__Dataset rows__
* * *

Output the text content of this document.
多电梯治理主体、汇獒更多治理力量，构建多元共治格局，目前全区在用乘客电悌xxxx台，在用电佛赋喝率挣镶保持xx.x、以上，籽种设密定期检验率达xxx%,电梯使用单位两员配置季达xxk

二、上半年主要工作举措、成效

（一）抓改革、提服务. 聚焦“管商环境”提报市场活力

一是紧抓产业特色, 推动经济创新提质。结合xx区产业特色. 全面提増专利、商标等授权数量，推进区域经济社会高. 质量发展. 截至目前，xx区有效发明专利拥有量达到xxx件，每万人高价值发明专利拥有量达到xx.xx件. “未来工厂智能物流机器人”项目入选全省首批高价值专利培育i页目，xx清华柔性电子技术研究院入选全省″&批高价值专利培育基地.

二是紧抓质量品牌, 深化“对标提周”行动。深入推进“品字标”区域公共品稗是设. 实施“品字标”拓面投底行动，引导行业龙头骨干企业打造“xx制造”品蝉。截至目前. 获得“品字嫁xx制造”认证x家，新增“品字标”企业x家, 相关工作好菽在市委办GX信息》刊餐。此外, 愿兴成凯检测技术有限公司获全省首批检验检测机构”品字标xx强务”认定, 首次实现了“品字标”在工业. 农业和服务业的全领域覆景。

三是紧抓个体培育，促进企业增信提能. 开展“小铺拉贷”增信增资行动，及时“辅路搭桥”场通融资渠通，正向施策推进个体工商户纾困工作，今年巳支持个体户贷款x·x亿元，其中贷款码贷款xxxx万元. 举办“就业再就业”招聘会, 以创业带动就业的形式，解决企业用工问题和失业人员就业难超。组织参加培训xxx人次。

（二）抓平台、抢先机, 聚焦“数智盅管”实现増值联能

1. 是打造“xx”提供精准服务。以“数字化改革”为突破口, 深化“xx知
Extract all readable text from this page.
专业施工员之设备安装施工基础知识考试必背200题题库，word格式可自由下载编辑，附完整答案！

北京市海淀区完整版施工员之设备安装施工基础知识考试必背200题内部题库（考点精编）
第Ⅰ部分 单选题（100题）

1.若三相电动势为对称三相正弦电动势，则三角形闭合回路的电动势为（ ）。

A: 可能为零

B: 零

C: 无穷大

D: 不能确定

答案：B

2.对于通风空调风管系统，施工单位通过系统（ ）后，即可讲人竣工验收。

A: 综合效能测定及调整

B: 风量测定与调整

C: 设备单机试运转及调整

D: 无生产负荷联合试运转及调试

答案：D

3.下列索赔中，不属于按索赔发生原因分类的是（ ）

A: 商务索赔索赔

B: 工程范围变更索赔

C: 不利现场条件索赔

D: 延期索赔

* * *

__Task statement__
The entries above should be repeated exactly, every one of them.

__The output__
Output the text content of this document.
多电梯治理主体、汇獒更多治理力量，构建多元共治格局，目前全区在用乘客电悌xxxx台，在用电佛赋喝率挣镶保持xx.x、以上，籽种设密定期检验率达xxx%,电梯使用单位两员配置季达xxk

二、上半年主要工作举措、成效

（一）抓改革、提服务. 聚焦“管商环境”提报市场活力

一是紧抓产业特色, 推动经济创新提质。结合xx区产业特色. 全面提増专利、商标等授权数量，推进区域经济社会高. 质量发展. 截至目前，xx区有效发明专利拥有量达到xxx件，每万人高价值发明专利拥有量达到xx.xx件. “未来工厂智能物流机器人”项目入选全省首批高价值专利培育i页目，xx清华柔性电子技术研究院入选全省″&批高价值专利培育基地.

二是紧抓质量品牌, 深化“对标提周”行动。深入推进“品字标”区域公共品稗是设. 实施“品字标”拓面投底行动，引导行业龙头骨干企业打造“xx制造”品蝉。截至目前. 获得“品字嫁xx制造”认证x家，新增“品字标”企业x家, 相关工作好菽在市委办GX信息》刊餐。此外, 愿兴成凯检测技术有限公司获全省首批检验检测机构”品字标xx强务”认定, 首次实现了“品字标”在工业. 农业和服务业的全领域覆景。

三是紧抓个体培育，促进企业增信提能. 开展“小铺拉贷”增信增资行动，及时“辅路搭桥”场通融资渠通，正向施策推进个体工商户纾困工作，今年巳支持个体户贷款x·x亿元，其中贷款码贷款xxxx万元. 举办“就业再就业”招聘会, 以创业带动就业的形式，解决企业用工问题和失业人员就业难超。组织参加培训xxx人次。

（二）抓平台、抢先机, 聚焦“数智盅管”实现増值联能

1. 是打造“xx”提供精准服务。以“数字化改革”为突破口, 深化“xx知
Extract all readable text from this page.
专业施工员之设备安装施工基础知识考试必背200题题库，word格式可自由下载编辑，附完整答案！

北京市海淀区完整版施工员之设备安装施工基础知识考试必背200题内部题库（考点精编）
第Ⅰ部分 单选题（100题）

1.若三相电动势为对称三相正弦电动势，则三角形闭合回路的电动势为（ ）。

A: 可能为零

B: 零

C: 无穷大

D: 不能确定

答案：B

2.对于通风空调风管系统，施工单位通过系统（ ）后，即可讲人竣工验收。

A: 综合效能测定及调整

B: 风量测定与调整

C: 设备单机试运转及调整

D: 无生产负荷联合试运转及调试

答案：D

3.下列索赔中，不属于按索赔发生原因分类的是（ ）

A: 商务索赔索赔

B: 工程范围变更索赔

C: 不利现场条件索赔

D: 延期索赔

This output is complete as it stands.